# REQUEST
How many lines in the listing below include the word "color"? Answer with the number and nothing else.

^^^^^^^^

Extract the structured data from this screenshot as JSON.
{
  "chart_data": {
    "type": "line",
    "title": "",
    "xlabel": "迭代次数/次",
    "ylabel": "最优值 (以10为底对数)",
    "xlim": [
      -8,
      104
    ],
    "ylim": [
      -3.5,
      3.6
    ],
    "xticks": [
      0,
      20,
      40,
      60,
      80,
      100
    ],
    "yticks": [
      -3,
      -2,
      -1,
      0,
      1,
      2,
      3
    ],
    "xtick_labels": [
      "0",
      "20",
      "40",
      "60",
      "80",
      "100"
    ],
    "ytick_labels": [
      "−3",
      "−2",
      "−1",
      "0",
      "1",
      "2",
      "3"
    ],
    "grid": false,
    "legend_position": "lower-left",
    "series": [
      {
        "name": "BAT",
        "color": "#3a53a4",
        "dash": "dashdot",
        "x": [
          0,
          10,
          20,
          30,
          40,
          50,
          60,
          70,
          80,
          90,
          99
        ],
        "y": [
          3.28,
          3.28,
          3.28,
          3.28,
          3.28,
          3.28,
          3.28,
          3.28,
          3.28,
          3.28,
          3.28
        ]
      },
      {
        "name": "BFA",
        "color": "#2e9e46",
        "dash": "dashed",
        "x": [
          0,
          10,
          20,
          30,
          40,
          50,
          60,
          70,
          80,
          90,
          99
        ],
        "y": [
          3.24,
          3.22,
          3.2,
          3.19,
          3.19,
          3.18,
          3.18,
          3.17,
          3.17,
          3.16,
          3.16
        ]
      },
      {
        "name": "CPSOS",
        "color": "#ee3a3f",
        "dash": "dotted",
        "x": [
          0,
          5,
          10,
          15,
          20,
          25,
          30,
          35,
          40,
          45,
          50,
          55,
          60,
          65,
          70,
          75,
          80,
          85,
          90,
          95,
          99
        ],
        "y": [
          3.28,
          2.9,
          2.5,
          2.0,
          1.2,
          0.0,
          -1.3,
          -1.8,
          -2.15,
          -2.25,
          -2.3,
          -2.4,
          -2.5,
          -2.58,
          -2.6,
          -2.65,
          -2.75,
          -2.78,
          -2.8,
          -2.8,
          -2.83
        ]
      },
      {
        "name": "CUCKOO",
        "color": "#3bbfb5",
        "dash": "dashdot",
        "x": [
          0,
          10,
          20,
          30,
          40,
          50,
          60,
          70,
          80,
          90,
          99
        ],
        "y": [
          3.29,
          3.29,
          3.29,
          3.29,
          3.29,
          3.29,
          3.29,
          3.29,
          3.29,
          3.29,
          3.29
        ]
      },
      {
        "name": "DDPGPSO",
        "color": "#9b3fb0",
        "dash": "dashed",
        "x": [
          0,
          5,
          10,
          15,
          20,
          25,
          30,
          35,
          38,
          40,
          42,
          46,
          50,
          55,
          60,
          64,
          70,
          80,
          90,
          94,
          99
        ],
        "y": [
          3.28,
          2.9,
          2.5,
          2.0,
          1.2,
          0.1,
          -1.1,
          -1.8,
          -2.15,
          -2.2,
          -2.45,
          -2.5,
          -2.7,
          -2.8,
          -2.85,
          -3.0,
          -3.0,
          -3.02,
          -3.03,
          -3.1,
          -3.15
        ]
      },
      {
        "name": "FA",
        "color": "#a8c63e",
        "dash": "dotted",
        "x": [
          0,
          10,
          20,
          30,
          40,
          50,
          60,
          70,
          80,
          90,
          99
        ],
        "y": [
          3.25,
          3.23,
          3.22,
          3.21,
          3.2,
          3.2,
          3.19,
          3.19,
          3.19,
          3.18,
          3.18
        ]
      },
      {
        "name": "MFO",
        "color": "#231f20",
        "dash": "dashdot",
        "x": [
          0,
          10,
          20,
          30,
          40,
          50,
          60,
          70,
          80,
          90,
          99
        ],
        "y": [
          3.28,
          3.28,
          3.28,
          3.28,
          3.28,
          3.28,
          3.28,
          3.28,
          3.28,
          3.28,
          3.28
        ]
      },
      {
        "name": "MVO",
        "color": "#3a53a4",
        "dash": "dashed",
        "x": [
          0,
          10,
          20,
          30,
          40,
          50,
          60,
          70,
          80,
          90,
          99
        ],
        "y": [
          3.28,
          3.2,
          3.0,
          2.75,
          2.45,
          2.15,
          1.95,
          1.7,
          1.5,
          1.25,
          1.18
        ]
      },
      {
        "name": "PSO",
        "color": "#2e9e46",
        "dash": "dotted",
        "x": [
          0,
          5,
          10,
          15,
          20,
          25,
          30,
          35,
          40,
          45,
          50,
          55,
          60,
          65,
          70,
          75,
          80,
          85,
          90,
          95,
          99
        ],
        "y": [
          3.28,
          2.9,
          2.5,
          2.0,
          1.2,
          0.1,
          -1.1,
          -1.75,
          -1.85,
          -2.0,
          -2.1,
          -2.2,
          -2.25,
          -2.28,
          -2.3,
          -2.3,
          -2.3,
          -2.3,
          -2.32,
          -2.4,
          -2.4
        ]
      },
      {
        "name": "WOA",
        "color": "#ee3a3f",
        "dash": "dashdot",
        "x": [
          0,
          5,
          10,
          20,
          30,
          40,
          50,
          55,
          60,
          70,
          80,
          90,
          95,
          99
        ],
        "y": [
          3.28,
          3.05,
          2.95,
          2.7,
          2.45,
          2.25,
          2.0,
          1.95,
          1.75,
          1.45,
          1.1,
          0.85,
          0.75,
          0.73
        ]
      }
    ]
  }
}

^^^^^^^^

# EXERCISE RESPONSE
10